▶ Exercises to complete
a. Reproduce the Nitter Scraper project page word for word from "Run the examples." to "delimited by newlines.".
b. Write the next part of the Nitter Scraper project page, picking up after its final sentence.

▶ Extract provided
◆ ◆ ◆ ◆ ◆ ◆ ◆
Scrape Twitter API without authentication using Nitter.

These details have not been verified by PyPI

Project links

Project description

Nitter Scraper

This library is a work around for anyone who enjoyed the simplicity of the twitter-scraper library and needs a quick replacement until it comes back up. Nitter Scraper leverages running a docker instance of nitter to scrape tweets and profile information. I attempted to make the api work as closely as possible to the original to minimize refactoring of other projects.

Use Nitter Scraper with docker

If you have docker installed you can use the NitterDockerContainer manager. It takes care of starting/stoping a local nitter docker container and provides the address to scrape from. If you don't use the NitterDockerContainer the get_tweets and get_profile methods will resolve to scraping from https://nitter.net

from nitter_scraper import NitterDockerContainer, get_tweets

with NitterDockerContainer(host="0.0.0.0", port=8008) as nitter:
    for tweet in get_tweets("dgnsrekt", address=nitter.address):
        print(tweet.json(indent=4))

Prerequisites

Docker
Python ^3.7

Run the examples.

git clone git@github.com:dgnsrekt/nitter_scraper.git
cd nitter_scraper
poetry install
poetry shell

Add twitter usernames to the example.txt delimited by newlines.

Docker must be properly installed to run the examples with the NitterDockerContainer context manager.
◆ ◆ ◆ ◆ ◆ ◆ ◆
[Records of labeled boxes]
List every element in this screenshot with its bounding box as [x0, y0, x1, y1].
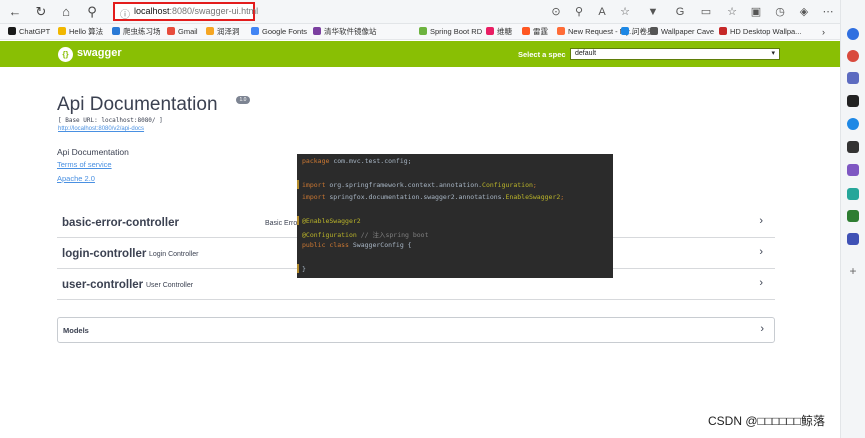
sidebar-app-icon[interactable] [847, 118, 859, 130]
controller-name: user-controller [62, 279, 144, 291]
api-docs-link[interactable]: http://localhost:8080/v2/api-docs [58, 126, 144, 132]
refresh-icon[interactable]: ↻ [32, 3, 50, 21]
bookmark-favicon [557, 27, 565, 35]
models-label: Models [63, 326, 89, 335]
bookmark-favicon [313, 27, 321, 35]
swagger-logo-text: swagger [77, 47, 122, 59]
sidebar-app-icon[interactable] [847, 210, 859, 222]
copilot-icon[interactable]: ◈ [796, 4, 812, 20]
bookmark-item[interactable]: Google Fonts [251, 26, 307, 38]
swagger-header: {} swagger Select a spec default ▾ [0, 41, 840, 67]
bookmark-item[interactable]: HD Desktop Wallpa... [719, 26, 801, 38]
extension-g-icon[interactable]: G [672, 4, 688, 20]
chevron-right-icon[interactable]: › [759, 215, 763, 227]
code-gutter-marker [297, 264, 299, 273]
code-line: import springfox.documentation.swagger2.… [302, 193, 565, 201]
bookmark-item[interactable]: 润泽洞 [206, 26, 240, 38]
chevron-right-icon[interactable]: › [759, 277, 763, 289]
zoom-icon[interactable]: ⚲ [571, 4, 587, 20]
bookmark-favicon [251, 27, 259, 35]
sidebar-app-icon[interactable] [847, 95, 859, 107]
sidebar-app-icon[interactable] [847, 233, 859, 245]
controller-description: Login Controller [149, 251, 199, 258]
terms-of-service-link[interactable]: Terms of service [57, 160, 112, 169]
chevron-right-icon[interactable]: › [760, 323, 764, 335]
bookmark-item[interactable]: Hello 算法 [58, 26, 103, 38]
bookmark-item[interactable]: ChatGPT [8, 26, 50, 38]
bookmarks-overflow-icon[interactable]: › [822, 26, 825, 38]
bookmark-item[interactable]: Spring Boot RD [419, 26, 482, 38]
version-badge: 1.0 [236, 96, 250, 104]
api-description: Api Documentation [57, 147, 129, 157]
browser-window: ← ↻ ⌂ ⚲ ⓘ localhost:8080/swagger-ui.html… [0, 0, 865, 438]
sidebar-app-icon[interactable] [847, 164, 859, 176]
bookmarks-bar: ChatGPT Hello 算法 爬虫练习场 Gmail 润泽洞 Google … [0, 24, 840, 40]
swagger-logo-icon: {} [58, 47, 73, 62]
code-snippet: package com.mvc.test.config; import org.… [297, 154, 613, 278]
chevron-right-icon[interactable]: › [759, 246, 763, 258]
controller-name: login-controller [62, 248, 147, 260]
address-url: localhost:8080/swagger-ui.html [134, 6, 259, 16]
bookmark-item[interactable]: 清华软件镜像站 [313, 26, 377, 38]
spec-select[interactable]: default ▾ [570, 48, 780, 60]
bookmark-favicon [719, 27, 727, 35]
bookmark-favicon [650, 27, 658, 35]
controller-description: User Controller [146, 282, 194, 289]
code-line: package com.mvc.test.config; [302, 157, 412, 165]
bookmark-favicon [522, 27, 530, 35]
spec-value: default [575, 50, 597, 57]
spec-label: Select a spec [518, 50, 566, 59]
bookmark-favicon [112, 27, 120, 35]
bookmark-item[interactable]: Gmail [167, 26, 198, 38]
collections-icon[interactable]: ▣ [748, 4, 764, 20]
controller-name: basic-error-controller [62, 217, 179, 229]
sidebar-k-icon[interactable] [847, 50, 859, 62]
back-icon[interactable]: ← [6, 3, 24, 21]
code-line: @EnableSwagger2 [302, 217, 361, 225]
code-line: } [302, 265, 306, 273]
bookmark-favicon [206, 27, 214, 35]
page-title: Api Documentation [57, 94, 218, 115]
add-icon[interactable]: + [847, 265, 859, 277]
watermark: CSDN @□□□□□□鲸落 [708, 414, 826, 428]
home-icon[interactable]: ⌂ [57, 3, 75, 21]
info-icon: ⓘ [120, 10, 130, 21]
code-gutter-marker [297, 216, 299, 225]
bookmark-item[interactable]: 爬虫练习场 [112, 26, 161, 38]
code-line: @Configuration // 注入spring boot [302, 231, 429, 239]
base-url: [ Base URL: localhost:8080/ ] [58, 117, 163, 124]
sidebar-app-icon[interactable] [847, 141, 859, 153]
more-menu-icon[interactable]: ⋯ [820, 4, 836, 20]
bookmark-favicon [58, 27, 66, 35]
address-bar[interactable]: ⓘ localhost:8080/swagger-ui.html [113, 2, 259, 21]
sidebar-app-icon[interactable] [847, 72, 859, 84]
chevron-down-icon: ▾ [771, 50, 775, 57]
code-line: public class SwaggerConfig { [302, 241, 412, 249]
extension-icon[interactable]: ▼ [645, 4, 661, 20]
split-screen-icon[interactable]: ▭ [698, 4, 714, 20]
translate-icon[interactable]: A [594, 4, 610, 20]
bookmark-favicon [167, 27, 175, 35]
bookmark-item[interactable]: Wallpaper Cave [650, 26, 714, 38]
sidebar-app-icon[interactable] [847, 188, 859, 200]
◆ ◆ ◆ ◆ ◆ ◆ ◆
▶ Responses for each task
a.
Run the examples.

git clone git@github.com:dgnsrekt/nitter_scraper.git
cd nitter_scraper
poetry install
poetry shell

Add twitter usernames to the example.txt delimited by newlines.

b.
Run profile scraping example

python3 example_profile.py

Run tweet scraping example

python3 example_tweet.py

Profile & Tweet objects

The Profile and Tweet classes inherit from pydantic's BaseModel. This makes it easy to convert to a dict or json.

profile = get_profile("dgnsrekt")

profile.json(indent=4)

profile.dict()

Profile Schema

These are the fields uses in the Profile class which is returned from the get_profile() method.

{
    "title": "Profile",
    "type": "object",
    "properties": {
        "username": {
            "title": "Username",
            "type": "string"
        },
        "name": {
            "title": "Name",
            "type": "string"
        },
        "profile_photo": {
            "title": "Profile Photo",
            "type": "string"
        },
        "tweets_count": {
            "title": "Tweets Count",
            "type": "integer"
        },
        "following_count": {
            "title": "Following Count",
            "type": "integer"
        },
        "followers_count": {
            "title": "Followers Count",
            "type": "integer"
        },
        "likes_count": {
            "title": "Likes Count",
            "type": "integer"
        },
        "is_verified": {
            "title": "Is Verified",
            "type": "boolean"
        },
        "banner_photo": {
            "title": "Banner Photo",
            "type": "string"
        },
        "biography": {
            "title": "Biography",
            "type": "string"
        },
        "user_id": {
            "title": "User Id",
            "type": "integer"
        },
        "location": {
            "title": "Location",
            "type": "string"
        },
        "website": {
            "title": "Website",
            "type": "string"
        }
    },
    "required": [
        "username",
        "name",
        "profile_photo",
        "tweets_count",
        "following_count",
        "followers_count",
        "likes_count",
        "is_verified"
    ]
}

Tweet Schema

These are the fields uses in the Tweet class which is returned from the get_tweets() method.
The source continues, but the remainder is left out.